-- Stated exercise --
For the data below, work out how many lines contain the word "structured" and supply only that number.

[Figure dataset records]
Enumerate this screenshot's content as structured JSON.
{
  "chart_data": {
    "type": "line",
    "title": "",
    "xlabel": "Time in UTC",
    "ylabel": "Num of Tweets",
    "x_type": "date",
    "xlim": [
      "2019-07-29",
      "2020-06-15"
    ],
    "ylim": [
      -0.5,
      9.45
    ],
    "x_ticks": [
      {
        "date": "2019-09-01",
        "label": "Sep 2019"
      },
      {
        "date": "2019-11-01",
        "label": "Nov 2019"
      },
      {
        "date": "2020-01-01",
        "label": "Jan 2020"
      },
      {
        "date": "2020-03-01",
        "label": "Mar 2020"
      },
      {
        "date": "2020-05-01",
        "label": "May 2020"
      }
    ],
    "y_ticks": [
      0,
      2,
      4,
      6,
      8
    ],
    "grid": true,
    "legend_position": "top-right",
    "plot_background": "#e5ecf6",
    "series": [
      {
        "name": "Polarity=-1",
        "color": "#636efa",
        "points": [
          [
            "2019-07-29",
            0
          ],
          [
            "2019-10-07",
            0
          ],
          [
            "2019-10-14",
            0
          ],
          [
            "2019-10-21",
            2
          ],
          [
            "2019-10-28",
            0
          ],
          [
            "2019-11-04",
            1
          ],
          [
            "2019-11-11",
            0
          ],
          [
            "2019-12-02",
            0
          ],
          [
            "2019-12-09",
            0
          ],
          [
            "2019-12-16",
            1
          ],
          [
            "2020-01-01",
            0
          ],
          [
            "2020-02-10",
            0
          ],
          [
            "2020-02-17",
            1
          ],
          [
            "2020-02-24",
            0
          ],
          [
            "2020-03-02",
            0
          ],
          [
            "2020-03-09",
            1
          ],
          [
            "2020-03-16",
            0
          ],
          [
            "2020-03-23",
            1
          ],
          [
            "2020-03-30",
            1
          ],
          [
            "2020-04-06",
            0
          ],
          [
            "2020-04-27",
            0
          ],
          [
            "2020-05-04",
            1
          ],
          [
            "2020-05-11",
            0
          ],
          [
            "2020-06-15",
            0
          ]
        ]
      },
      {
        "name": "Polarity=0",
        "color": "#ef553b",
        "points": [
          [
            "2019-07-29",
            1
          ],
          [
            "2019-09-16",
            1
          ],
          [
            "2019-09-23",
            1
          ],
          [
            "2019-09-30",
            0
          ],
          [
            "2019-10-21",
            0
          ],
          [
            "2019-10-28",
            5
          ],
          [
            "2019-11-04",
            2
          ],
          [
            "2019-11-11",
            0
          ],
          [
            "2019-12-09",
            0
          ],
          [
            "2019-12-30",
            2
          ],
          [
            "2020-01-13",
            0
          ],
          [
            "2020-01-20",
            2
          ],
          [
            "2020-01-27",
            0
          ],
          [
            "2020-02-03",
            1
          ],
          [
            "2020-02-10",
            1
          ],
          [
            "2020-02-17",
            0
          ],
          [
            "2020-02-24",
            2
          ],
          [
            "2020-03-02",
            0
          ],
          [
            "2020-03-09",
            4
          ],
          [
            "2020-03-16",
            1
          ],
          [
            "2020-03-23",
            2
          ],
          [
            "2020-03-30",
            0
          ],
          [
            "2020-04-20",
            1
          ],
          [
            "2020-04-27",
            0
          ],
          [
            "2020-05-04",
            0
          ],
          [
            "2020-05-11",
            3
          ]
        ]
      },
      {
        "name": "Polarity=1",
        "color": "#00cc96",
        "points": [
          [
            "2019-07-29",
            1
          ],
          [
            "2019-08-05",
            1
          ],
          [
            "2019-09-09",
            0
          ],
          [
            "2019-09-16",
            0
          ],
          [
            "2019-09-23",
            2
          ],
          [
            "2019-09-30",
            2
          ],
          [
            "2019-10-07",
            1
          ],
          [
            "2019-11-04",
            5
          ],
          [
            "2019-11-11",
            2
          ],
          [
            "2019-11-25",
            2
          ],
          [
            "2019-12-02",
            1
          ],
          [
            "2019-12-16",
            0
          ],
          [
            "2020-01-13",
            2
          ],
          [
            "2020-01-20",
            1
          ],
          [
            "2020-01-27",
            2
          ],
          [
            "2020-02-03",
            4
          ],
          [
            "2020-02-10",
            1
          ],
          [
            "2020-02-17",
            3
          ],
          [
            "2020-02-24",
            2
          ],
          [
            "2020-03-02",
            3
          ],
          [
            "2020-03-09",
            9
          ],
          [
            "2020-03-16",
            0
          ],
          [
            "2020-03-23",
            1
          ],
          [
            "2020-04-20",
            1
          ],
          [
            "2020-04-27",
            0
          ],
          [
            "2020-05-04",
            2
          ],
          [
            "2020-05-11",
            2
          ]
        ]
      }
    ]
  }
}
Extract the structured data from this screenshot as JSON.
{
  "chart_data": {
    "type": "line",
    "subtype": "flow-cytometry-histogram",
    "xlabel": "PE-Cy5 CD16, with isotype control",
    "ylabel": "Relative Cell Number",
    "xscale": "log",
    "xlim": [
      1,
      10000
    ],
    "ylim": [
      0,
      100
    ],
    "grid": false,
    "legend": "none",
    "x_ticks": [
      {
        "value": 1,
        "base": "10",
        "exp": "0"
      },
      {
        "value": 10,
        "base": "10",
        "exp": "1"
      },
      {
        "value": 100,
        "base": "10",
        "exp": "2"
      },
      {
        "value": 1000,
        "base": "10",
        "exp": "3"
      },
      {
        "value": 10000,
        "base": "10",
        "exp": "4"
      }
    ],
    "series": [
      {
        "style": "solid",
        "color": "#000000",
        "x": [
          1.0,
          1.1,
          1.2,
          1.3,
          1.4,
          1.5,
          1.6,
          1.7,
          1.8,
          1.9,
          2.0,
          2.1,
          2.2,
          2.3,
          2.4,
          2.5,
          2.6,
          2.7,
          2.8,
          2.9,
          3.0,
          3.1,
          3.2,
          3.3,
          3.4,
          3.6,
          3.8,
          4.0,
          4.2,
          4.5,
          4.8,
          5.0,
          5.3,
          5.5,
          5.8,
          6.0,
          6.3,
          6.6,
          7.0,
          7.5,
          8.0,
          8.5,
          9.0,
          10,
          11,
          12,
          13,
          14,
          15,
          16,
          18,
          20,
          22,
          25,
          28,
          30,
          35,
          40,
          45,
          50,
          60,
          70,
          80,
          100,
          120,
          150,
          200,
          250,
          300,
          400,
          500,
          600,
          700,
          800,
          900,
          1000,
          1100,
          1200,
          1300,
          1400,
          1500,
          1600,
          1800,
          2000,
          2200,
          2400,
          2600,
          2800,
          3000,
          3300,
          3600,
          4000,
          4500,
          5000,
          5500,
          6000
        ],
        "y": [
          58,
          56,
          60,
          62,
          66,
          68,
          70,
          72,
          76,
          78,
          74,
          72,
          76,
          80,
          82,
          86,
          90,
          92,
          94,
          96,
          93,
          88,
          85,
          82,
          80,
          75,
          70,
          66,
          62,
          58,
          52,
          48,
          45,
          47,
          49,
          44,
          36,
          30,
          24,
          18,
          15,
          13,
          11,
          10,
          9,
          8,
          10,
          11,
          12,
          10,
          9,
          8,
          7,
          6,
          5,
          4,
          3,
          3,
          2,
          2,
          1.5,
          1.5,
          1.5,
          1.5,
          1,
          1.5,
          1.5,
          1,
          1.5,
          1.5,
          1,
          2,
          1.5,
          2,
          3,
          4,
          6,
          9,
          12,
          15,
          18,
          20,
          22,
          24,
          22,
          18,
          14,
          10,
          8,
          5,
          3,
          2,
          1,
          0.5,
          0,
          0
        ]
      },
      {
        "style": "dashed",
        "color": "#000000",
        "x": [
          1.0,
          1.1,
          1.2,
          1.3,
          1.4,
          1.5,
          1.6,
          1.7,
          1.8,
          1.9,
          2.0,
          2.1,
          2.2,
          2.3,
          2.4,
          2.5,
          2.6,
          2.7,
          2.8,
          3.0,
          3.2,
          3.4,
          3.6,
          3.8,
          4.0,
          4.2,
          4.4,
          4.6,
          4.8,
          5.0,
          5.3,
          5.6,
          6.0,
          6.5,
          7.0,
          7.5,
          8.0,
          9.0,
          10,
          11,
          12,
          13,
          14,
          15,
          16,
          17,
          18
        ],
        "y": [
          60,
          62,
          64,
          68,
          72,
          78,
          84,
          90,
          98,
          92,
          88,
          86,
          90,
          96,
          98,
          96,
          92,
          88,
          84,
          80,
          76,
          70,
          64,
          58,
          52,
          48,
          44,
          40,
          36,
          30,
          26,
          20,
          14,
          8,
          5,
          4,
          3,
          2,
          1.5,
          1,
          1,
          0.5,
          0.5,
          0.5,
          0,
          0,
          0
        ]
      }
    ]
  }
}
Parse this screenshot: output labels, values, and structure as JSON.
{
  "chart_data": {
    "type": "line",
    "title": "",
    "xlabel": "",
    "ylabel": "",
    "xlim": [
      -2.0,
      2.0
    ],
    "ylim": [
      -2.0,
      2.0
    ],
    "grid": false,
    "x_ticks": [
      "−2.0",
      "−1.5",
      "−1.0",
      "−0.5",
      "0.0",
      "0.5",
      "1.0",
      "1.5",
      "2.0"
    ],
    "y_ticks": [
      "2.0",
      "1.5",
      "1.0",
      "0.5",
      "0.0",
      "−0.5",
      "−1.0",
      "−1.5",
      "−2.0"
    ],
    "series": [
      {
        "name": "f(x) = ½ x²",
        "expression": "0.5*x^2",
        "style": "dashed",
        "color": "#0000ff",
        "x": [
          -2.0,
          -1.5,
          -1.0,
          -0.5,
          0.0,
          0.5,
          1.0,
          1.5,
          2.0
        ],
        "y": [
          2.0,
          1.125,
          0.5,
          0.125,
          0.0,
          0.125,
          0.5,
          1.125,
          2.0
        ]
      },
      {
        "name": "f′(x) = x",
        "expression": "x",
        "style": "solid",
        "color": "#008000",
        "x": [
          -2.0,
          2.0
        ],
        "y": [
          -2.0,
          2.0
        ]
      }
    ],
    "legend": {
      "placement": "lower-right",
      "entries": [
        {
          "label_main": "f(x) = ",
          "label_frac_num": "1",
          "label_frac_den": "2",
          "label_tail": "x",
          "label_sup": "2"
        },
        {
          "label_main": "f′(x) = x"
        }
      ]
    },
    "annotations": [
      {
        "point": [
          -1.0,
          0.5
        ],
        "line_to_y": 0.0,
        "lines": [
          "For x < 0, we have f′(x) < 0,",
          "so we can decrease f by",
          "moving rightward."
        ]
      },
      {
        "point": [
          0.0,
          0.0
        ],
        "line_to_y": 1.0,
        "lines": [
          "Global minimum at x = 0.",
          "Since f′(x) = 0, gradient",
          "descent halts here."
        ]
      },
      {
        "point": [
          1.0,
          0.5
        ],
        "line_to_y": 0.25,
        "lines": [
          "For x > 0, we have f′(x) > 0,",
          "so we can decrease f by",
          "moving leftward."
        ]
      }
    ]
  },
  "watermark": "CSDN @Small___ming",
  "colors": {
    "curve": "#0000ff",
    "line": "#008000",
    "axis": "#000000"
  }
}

-- Correct output --
2